● PROBLEM REQUIREMENTS: Each record that follows should be repeated exactly, minus any images.

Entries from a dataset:
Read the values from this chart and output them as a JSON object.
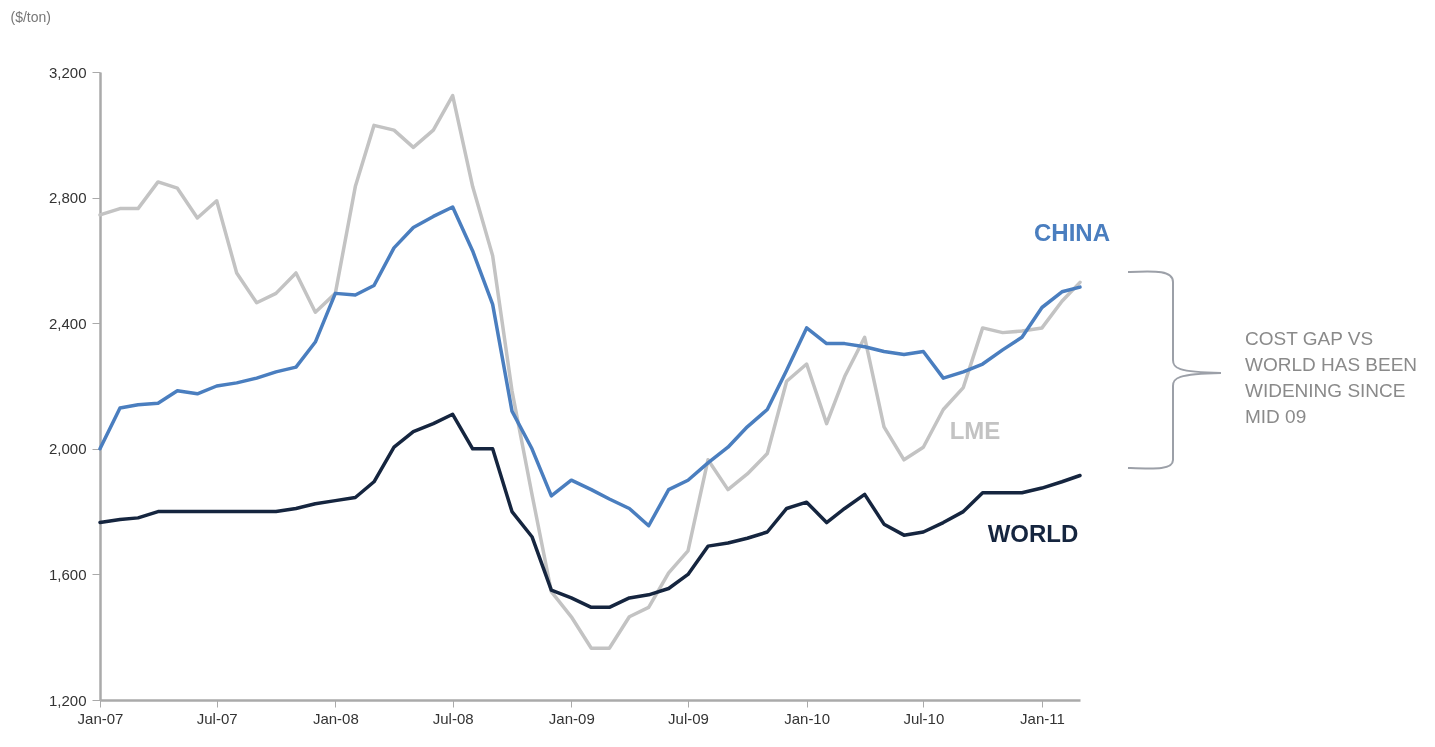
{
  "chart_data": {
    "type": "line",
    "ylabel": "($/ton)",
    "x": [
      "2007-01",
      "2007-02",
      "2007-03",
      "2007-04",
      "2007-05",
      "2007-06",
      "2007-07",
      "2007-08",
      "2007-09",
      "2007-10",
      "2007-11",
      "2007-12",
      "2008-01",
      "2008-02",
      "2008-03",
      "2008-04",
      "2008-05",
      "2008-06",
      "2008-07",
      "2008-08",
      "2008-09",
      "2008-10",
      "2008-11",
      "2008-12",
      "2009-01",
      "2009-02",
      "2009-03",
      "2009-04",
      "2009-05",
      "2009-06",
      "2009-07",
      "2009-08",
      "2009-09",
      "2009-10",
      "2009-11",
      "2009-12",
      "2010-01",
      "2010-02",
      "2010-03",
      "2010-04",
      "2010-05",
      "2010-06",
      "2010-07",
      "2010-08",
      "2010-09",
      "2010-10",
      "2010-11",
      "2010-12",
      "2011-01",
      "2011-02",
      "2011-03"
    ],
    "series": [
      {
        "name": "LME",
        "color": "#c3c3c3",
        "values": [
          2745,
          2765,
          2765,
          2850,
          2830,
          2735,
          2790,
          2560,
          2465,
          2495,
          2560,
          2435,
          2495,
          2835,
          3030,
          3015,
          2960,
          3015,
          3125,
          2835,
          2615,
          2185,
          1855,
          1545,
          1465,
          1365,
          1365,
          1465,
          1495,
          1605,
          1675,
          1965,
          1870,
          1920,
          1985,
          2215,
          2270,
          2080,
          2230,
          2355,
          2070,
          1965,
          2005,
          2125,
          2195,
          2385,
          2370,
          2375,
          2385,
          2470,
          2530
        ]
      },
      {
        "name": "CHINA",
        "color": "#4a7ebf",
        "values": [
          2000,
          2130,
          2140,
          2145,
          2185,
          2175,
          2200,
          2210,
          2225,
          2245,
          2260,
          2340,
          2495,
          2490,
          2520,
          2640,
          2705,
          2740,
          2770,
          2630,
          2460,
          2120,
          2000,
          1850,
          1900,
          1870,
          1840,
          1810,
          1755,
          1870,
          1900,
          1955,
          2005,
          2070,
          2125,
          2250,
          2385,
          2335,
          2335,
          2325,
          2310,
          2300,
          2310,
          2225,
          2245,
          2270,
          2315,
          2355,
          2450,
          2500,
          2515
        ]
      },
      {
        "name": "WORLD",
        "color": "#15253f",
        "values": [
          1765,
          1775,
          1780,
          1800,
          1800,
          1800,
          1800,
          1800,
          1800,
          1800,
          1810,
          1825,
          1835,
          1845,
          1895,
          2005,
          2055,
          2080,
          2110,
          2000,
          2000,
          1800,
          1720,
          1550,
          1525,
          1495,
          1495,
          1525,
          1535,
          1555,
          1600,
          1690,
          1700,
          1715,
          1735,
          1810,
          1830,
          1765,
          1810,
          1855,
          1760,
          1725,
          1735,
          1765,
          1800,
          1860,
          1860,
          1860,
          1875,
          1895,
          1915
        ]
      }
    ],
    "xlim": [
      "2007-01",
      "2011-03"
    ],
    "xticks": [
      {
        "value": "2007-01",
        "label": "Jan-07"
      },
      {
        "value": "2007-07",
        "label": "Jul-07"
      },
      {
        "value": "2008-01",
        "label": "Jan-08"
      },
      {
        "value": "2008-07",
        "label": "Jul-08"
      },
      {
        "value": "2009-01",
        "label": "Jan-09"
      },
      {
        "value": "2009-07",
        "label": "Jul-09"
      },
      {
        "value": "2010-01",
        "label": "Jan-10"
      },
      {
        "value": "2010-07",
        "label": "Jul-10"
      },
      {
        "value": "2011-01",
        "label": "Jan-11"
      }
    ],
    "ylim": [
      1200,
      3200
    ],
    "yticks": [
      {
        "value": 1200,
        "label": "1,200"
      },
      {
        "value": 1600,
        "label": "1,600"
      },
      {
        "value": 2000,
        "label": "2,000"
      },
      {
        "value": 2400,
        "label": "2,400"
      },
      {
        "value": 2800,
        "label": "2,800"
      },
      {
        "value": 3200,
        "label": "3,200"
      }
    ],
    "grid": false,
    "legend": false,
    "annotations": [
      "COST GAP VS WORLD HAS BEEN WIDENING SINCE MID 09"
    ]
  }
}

● WRITTEN REPLY:
Read the values from this chart and output them as a JSON object.
{
  "chart_data": {
    "type": "line",
    "ylabel": "($/ton)",
    "x": [
      "2007-01",
      "2007-02",
      "2007-03",
      "2007-04",
      "2007-05",
      "2007-06",
      "2007-07",
      "2007-08",
      "2007-09",
      "2007-10",
      "2007-11",
      "2007-12",
      "2008-01",
      "2008-02",
      "2008-03",
      "2008-04",
      "2008-05",
      "2008-06",
      "2008-07",
      "2008-08",
      "2008-09",
      "2008-10",
      "2008-11",
      "2008-12",
      "2009-01",
      "2009-02",
      "2009-03",
      "2009-04",
      "2009-05",
      "2009-06",
      "2009-07",
      "2009-08",
      "2009-09",
      "2009-10",
      "2009-11",
      "2009-12",
      "2010-01",
      "2010-02",
      "2010-03",
      "2010-04",
      "2010-05",
      "2010-06",
      "2010-07",
      "2010-08",
      "2010-09",
      "2010-10",
      "2010-11",
      "2010-12",
      "2011-01",
      "2011-02",
      "2011-03"
    ],
    "series": [
      {
        "name": "LME",
        "color": "#c3c3c3",
        "values": [
          2745,
          2765,
          2765,
          2850,
          2830,
          2735,
          2790,
          2560,
          2465,
          2495,
          2560,
          2435,
          2495,
          2835,
          3030,
          3015,
          2960,
          3015,
          3125,
          2835,
          2615,
          2185,
          1855,
          1545,
          1465,
          1365,
          1365,
          1465,
          1495,
          1605,
          1675,
          1965,
          1870,
          1920,
          1985,
          2215,
          2270,
          2080,
          2230,
          2355,
          2070,
          1965,
          2005,
          2125,
          2195,
          2385,
          2370,
          2375,
          2385,
          2470,
          2530
        ]
      },
      {
        "name": "CHINA",
        "color": "#4a7ebf",
        "values": [
          2000,
          2130,
          2140,
          2145,
          2185,
          2175,
          2200,
          2210,
          2225,
          2245,
          2260,
          2340,
          2495,
          2490,
          2520,
          2640,
          2705,
          2740,
          2770,
          2630,
          2460,
          2120,
          2000,
          1850,
          1900,
          1870,
          1840,
          1810,
          1755,
          1870,
          1900,
          1955,
          2005,
          2070,
          2125,
          2250,
          2385,
          2335,
          2335,
          2325,
          2310,
          2300,
          2310,
          2225,
          2245,
          2270,
          2315,
          2355,
          2450,
          2500,
          2515
        ]
      },
      {
        "name": "WORLD",
        "color": "#15253f",
        "values": [
          1765,
          1775,
          1780,
          1800,
          1800,
          1800,
          1800,
          1800,
          1800,
          1800,
          1810,
          1825,
          1835,
          1845,
          1895,
          2005,
          2055,
          2080,
          2110,
          2000,
          2000,
          1800,
          1720,
          1550,
          1525,
          1495,
          1495,
          1525,
          1535,
          1555,
          1600,
          1690,
          1700,
          1715,
          1735,
          1810,
          1830,
          1765,
          1810,
          1855,
          1760,
          1725,
          1735,
          1765,
          1800,
          1860,
          1860,
          1860,
          1875,
          1895,
          1915
        ]
      }
    ],
    "xlim": [
      "2007-01",
      "2011-03"
    ],
    "xticks": [
      {
        "value": "2007-01",
        "label": "Jan-07"
      },
      {
        "value": "2007-07",
        "label": "Jul-07"
      },
      {
        "value": "2008-01",
        "label": "Jan-08"
      },
      {
        "value": "2008-07",
        "label": "Jul-08"
      },
      {
        "value": "2009-01",
        "label": "Jan-09"
      },
      {
        "value": "2009-07",
        "label": "Jul-09"
      },
      {
        "value": "2010-01",
        "label": "Jan-10"
      },
      {
        "value": "2010-07",
        "label": "Jul-10"
      },
      {
        "value": "2011-01",
        "label": "Jan-11"
      }
    ],
    "ylim": [
      1200,
      3200
    ],
    "yticks": [
      {
        "value": 1200,
        "label": "1,200"
      },
      {
        "value": 1600,
        "label": "1,600"
      },
      {
        "value": 2000,
        "label": "2,000"
      },
      {
        "value": 2400,
        "label": "2,400"
      },
      {
        "value": 2800,
        "label": "2,800"
      },
      {
        "value": 3200,
        "label": "3,200"
      }
    ],
    "grid": false,
    "legend": false,
    "annotations": [
      "COST GAP VS WORLD HAS BEEN WIDENING SINCE MID 09"
    ]
  }
}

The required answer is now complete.